Dataset records:
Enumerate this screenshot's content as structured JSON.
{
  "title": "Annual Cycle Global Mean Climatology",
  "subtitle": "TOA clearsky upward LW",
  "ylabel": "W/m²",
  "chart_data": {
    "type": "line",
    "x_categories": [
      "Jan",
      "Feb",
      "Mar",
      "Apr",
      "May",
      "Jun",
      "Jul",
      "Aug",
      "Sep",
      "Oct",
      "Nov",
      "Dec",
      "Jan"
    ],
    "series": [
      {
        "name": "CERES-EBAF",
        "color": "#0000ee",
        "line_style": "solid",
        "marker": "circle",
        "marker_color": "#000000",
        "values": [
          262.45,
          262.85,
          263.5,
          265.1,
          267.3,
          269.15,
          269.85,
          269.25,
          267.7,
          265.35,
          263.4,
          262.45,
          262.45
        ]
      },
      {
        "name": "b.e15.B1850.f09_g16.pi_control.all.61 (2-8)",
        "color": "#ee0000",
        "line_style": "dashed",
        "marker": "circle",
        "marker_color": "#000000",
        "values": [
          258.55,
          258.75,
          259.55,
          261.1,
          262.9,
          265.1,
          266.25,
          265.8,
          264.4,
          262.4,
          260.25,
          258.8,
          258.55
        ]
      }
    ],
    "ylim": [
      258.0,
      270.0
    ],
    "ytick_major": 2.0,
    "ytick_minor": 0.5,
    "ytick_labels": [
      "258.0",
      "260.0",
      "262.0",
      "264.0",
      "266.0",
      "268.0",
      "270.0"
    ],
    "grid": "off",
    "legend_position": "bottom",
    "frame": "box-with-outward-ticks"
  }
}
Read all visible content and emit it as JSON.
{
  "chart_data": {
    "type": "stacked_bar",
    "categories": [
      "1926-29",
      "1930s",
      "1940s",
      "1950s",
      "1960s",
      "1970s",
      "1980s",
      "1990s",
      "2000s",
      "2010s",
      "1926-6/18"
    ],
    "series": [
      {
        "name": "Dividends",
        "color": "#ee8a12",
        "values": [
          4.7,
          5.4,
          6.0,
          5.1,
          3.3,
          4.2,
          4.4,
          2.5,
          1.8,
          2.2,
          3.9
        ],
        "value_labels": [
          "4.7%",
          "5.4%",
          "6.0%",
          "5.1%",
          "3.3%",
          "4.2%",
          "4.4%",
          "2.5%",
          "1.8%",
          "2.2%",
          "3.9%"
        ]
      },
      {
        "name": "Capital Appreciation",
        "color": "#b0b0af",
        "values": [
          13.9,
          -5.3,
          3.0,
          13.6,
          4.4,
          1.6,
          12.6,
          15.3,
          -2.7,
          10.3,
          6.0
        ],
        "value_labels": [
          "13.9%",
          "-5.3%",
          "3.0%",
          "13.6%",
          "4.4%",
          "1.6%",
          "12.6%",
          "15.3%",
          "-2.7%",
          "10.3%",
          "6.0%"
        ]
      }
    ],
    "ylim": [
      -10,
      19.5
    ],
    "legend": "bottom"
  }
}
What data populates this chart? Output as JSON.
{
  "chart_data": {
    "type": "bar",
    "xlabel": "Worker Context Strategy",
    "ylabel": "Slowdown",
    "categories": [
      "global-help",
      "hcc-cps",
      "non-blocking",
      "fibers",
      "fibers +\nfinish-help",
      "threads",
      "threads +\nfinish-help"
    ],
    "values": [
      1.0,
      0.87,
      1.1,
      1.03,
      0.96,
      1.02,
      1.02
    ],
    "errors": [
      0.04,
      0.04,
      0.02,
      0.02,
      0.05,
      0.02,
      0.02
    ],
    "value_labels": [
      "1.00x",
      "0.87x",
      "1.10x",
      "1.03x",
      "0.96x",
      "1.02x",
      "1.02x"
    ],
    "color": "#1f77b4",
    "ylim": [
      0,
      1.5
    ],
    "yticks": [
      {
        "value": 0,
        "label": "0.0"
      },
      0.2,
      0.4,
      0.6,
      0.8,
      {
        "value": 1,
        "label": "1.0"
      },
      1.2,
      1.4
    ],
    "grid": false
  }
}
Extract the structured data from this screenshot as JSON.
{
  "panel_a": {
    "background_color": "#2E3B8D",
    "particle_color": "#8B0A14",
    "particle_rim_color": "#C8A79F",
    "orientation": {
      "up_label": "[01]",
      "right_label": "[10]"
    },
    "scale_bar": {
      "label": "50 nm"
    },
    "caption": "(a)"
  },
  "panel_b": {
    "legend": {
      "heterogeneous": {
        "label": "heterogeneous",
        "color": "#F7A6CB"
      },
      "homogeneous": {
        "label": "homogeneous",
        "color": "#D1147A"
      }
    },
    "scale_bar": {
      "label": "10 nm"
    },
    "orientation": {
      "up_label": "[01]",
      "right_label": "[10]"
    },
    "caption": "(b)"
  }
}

• REQUIRED WORK
Repeat the data precisely, reproducing every entry.

• SOLUTION FOR THIS PROBLEM
Enumerate this screenshot's content as structured JSON.
{
  "title": "Annual Cycle Global Mean Climatology",
  "subtitle": "TOA clearsky upward LW",
  "ylabel": "W/m²",
  "chart_data": {
    "type": "line",
    "x_categories": [
      "Jan",
      "Feb",
      "Mar",
      "Apr",
      "May",
      "Jun",
      "Jul",
      "Aug",
      "Sep",
      "Oct",
      "Nov",
      "Dec",
      "Jan"
    ],
    "series": [
      {
        "name": "CERES-EBAF",
        "color": "#0000ee",
        "line_style": "solid",
        "marker": "circle",
        "marker_color": "#000000",
        "values": [
          262.45,
          262.85,
          263.5,
          265.1,
          267.3,
          269.15,
          269.85,
          269.25,
          267.7,
          265.35,
          263.4,
          262.45,
          262.45
        ]
      },
      {
        "name": "b.e15.B1850.f09_g16.pi_control.all.61 (2-8)",
        "color": "#ee0000",
        "line_style": "dashed",
        "marker": "circle",
        "marker_color": "#000000",
        "values": [
          258.55,
          258.75,
          259.55,
          261.1,
          262.9,
          265.1,
          266.25,
          265.8,
          264.4,
          262.4,
          260.25,
          258.8,
          258.55
        ]
      }
    ],
    "ylim": [
      258.0,
      270.0
    ],
    "ytick_major": 2.0,
    "ytick_minor": 0.5,
    "ytick_labels": [
      "258.0",
      "260.0",
      "262.0",
      "264.0",
      "266.0",
      "268.0",
      "270.0"
    ],
    "grid": "off",
    "legend_position": "bottom",
    "frame": "box-with-outward-ticks"
  }
}
Read all visible content and emit it as JSON.
{
  "chart_data": {
    "type": "stacked_bar",
    "categories": [
      "1926-29",
      "1930s",
      "1940s",
      "1950s",
      "1960s",
      "1970s",
      "1980s",
      "1990s",
      "2000s",
      "2010s",
      "1926-6/18"
    ],
    "series": [
      {
        "name": "Dividends",
        "color": "#ee8a12",
        "values": [
          4.7,
          5.4,
          6.0,
          5.1,
          3.3,
          4.2,
          4.4,
          2.5,
          1.8,
          2.2,
          3.9
        ],
        "value_labels": [
          "4.7%",
          "5.4%",
          "6.0%",
          "5.1%",
          "3.3%",
          "4.2%",
          "4.4%",
          "2.5%",
          "1.8%",
          "2.2%",
          "3.9%"
        ]
      },
      {
        "name": "Capital Appreciation",
        "color": "#b0b0af",
        "values": [
          13.9,
          -5.3,
          3.0,
          13.6,
          4.4,
          1.6,
          12.6,
          15.3,
          -2.7,
          10.3,
          6.0
        ],
        "value_labels": [
          "13.9%",
          "-5.3%",
          "3.0%",
          "13.6%",
          "4.4%",
          "1.6%",
          "12.6%",
          "15.3%",
          "-2.7%",
          "10.3%",
          "6.0%"
        ]
      }
    ],
    "ylim": [
      -10,
      19.5
    ],
    "legend": "bottom"
  }
}
What data populates this chart? Output as JSON.
{
  "chart_data": {
    "type": "bar",
    "xlabel": "Worker Context Strategy",
    "ylabel": "Slowdown",
    "categories": [
      "global-help",
      "hcc-cps",
      "non-blocking",
      "fibers",
      "fibers +\nfinish-help",
      "threads",
      "threads +\nfinish-help"
    ],
    "values": [
      1.0,
      0.87,
      1.1,
      1.03,
      0.96,
      1.02,
      1.02
    ],
    "errors": [
      0.04,
      0.04,
      0.02,
      0.02,
      0.05,
      0.02,
      0.02
    ],
    "value_labels": [
      "1.00x",
      "0.87x",
      "1.10x",
      "1.03x",
      "0.96x",
      "1.02x",
      "1.02x"
    ],
    "color": "#1f77b4",
    "ylim": [
      0,
      1.5
    ],
    "yticks": [
      {
        "value": 0,
        "label": "0.0"
      },
      0.2,
      0.4,
      0.6,
      0.8,
      {
        "value": 1,
        "label": "1.0"
      },
      1.2,
      1.4
    ],
    "grid": false
  }
}
Extract the structured data from this screenshot as JSON.
{
  "panel_a": {
    "background_color": "#2E3B8D",
    "particle_color": "#8B0A14",
    "particle_rim_color": "#C8A79F",
    "orientation": {
      "up_label": "[01]",
      "right_label": "[10]"
    },
    "scale_bar": {
      "label": "50 nm"
    },
    "caption": "(a)"
  },
  "panel_b": {
    "legend": {
      "heterogeneous": {
        "label": "heterogeneous",
        "color": "#F7A6CB"
      },
      "homogeneous": {
        "label": "homogeneous",
        "color": "#D1147A"
      }
    },
    "scale_bar": {
      "label": "10 nm"
    },
    "orientation": {
      "up_label": "[01]",
      "right_label": "[10]"
    },
    "caption": "(b)"
  }
}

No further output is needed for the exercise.